- [Data provided]
┌──

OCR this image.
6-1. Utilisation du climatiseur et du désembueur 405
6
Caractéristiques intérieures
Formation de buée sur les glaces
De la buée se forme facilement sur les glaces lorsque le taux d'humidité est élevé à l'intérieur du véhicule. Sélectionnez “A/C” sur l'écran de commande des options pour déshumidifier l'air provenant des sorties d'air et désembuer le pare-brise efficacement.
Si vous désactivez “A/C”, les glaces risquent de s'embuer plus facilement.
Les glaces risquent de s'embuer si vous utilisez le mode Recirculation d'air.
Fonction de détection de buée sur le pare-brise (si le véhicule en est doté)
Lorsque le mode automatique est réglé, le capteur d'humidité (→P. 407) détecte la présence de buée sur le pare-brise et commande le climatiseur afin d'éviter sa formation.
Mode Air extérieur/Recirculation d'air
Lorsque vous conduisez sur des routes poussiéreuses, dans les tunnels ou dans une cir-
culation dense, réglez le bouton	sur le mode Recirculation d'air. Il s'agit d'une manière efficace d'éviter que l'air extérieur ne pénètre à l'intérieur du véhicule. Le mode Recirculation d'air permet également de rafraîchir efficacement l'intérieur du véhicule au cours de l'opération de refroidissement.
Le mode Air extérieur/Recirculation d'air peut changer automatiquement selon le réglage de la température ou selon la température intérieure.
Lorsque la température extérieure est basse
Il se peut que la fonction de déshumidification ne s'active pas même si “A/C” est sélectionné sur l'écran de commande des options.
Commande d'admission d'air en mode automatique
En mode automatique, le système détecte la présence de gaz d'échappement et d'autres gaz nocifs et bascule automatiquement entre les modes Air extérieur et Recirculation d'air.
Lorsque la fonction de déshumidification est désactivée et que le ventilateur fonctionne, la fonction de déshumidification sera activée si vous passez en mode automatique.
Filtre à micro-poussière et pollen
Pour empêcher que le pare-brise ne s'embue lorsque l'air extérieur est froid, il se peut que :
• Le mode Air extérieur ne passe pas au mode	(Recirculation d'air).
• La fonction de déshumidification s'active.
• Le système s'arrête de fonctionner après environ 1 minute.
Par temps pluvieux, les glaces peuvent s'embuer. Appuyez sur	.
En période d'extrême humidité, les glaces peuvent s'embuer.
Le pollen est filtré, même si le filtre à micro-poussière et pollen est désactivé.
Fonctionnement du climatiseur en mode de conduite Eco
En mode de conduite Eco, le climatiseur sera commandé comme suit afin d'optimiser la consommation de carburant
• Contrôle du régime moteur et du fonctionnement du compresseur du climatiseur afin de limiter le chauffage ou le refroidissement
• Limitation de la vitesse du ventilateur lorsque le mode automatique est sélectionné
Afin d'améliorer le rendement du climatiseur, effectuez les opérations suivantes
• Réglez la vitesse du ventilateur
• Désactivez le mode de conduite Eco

└──

- [Problem requirements]
Make an exact copy of the data above.

- [Result of this task]
OCR this image.
6-1. Utilisation du climatiseur et du désembueur 405
6
Caractéristiques intérieures
Formation de buée sur les glaces
De la buée se forme facilement sur les glaces lorsque le taux d'humidité est élevé à l'intérieur du véhicule. Sélectionnez “A/C” sur l'écran de commande des options pour déshumidifier l'air provenant des sorties d'air et désembuer le pare-brise efficacement.
Si vous désactivez “A/C”, les glaces risquent de s'embuer plus facilement.
Les glaces risquent de s'embuer si vous utilisez le mode Recirculation d'air.
Fonction de détection de buée sur le pare-brise (si le véhicule en est doté)
Lorsque le mode automatique est réglé, le capteur d'humidité (→P. 407) détecte la présence de buée sur le pare-brise et commande le climatiseur afin d'éviter sa formation.
Mode Air extérieur/Recirculation d'air
Lorsque vous conduisez sur des routes poussiéreuses, dans les tunnels ou dans une cir-
culation dense, réglez le bouton	sur le mode Recirculation d'air. Il s'agit d'une manière efficace d'éviter que l'air extérieur ne pénètre à l'intérieur du véhicule. Le mode Recirculation d'air permet également de rafraîchir efficacement l'intérieur du véhicule au cours de l'opération de refroidissement.
Le mode Air extérieur/Recirculation d'air peut changer automatiquement selon le réglage de la température ou selon la température intérieure.
Lorsque la température extérieure est basse
Il se peut que la fonction de déshumidification ne s'active pas même si “A/C” est sélectionné sur l'écran de commande des options.
Commande d'admission d'air en mode automatique
En mode automatique, le système détecte la présence de gaz d'échappement et d'autres gaz nocifs et bascule automatiquement entre les modes Air extérieur et Recirculation d'air.
Lorsque la fonction de déshumidification est désactivée et que le ventilateur fonctionne, la fonction de déshumidification sera activée si vous passez en mode automatique.
Filtre à micro-poussière et pollen
Pour empêcher que le pare-brise ne s'embue lorsque l'air extérieur est froid, il se peut que :
• Le mode Air extérieur ne passe pas au mode	(Recirculation d'air).
• La fonction de déshumidification s'active.
• Le système s'arrête de fonctionner après environ 1 minute.
Par temps pluvieux, les glaces peuvent s'embuer. Appuyez sur	.
En période d'extrême humidité, les glaces peuvent s'embuer.
Le pollen est filtré, même si le filtre à micro-poussière et pollen est désactivé.
Fonctionnement du climatiseur en mode de conduite Eco
En mode de conduite Eco, le climatiseur sera commandé comme suit afin d'optimiser la consommation de carburant
• Contrôle du régime moteur et du fonctionnement du compresseur du climatiseur afin de limiter le chauffage ou le refroidissement
• Limitation de la vitesse du ventilateur lorsque le mode automatique est sélectionné
Afin d'améliorer le rendement du climatiseur, effectuez les opérations suivantes
• Réglez la vitesse du ventilateur
• Désactivez le mode de conduite Eco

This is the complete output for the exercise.